Can you reproduce, word for word, the part of the Luxo Jr. post below that opens with the words containing "There were a" and closes with "in the scene."?

▶ Selection
* Start *

Intermittent Conjecture: Did Dory jump the shark?

I was fortunate enough to attend SIGGRAPH 86 and see the premier of Luxo Jr. If you haven't seen it, I'd highly recommend you do. It's only two minutes long.

Luxo Jr. was an eye-opener to me for a number of reasons. First, and this may be hard to believe now, it was a technical milestone. At the time, the field of computer graphics was in the process of moving from 3D wireframes like this to something more realistic, and Pixar did a lot of the heavy lifting in that move.

There were a number of problems to be solved at the time. Some of them had to do with how to render an image of a mathematical model, for example:

How to draw exactly what should be visible (hidden-line and hidden-surface removal). If your model has a cube, an image of that model should only show the faces nearer to you and not the ones on the back -- or anything that's covered by nearer objects in the scene.
How to show more realistic textures than just flat polygons. At first blush you might think that, say, a house is just a few flat walls with windows cut out. But those walls won't just be flat surfaces. There might be brick, or siding. Even a concrete or stucco surface will have little irregularities. Drawing flat surfaces with uniform colors will convey the overall design, but it won't look like the real thing.
How to deal with atmospheric effects. In real life, there might be smoke or mist in the air. Even on a clear day distant objects will have more muted colors than nearby ones.
How to deal with shiny objects. Even in the best case, the math for figuring out how bright a particular point on a surface should be is harder for shiny surfaces. At worst, you have to deal with reflections of other objects, and reflections of reflections, and so on, something like this.
How to deal with transparent and translucent objects (which might also be shiny). Again, this ranges from harder math for the shading to figuring out how the rest of the scene appears when distorted by a curved surface.
How to deal with shadows. If one part of your model is between a light source and another part, that other part will, naturally enough, be darker.
A whole slew of subtler optical effects -- color bleeding, depth of field, motion blur, caustics and probably several others I don't remember. I recall one presenter at a conference half-joking that the whole field had devolved into finding a new optical subtlety and writing a paper about how to render it.

* End *

▶ Record set
* Start *

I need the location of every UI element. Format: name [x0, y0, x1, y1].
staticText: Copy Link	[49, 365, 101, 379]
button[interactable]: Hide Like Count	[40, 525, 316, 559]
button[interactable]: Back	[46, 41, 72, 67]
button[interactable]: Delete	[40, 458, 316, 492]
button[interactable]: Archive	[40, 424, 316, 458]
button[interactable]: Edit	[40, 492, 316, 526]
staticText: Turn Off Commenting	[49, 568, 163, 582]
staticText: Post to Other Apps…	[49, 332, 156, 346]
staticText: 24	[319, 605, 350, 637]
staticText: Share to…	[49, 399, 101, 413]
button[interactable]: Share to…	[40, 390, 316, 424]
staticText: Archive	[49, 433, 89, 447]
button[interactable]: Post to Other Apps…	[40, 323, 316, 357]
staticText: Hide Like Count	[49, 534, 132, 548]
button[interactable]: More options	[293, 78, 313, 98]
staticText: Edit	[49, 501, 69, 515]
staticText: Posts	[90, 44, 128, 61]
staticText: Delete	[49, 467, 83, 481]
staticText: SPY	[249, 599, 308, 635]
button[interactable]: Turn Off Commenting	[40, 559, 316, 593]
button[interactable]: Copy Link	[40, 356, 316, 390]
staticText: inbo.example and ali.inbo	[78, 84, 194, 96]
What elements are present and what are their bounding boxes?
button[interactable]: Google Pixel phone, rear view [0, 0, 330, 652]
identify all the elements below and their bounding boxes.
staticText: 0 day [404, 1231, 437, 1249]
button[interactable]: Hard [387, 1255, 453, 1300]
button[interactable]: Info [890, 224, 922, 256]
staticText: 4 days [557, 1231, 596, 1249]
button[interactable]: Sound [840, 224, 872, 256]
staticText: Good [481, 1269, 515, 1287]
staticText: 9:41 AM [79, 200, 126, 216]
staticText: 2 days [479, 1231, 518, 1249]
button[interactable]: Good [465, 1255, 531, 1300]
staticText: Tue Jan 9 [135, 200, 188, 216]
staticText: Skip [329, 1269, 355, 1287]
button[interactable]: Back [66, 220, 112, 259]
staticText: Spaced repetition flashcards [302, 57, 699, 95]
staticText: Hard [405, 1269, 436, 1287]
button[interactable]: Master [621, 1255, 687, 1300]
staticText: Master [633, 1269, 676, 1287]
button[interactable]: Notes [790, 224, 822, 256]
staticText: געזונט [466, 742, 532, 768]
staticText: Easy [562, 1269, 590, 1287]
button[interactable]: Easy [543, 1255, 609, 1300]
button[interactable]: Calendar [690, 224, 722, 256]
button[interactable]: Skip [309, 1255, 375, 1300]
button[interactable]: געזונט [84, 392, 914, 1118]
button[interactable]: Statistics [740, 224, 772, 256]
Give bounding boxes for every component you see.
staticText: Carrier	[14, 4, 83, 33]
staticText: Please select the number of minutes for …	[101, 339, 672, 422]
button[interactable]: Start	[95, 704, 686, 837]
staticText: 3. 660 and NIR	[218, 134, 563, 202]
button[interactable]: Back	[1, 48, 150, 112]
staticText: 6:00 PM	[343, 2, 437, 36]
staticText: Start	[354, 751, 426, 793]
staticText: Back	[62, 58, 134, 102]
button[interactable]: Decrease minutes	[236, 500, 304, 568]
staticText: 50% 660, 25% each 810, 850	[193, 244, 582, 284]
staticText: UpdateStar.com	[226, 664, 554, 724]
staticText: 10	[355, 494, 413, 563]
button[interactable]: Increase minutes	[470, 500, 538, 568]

* End *

▶ Full solution
There were a number of problems to be solved at the time. Some of them had to do with how to render an image of a mathematical model, for example:

How to draw exactly what should be visible (hidden-line and hidden-surface removal). If your model has a cube, an image of that model should only show the faces nearer to you and not the ones on the back -- or anything that's covered by nearer objects in the scene.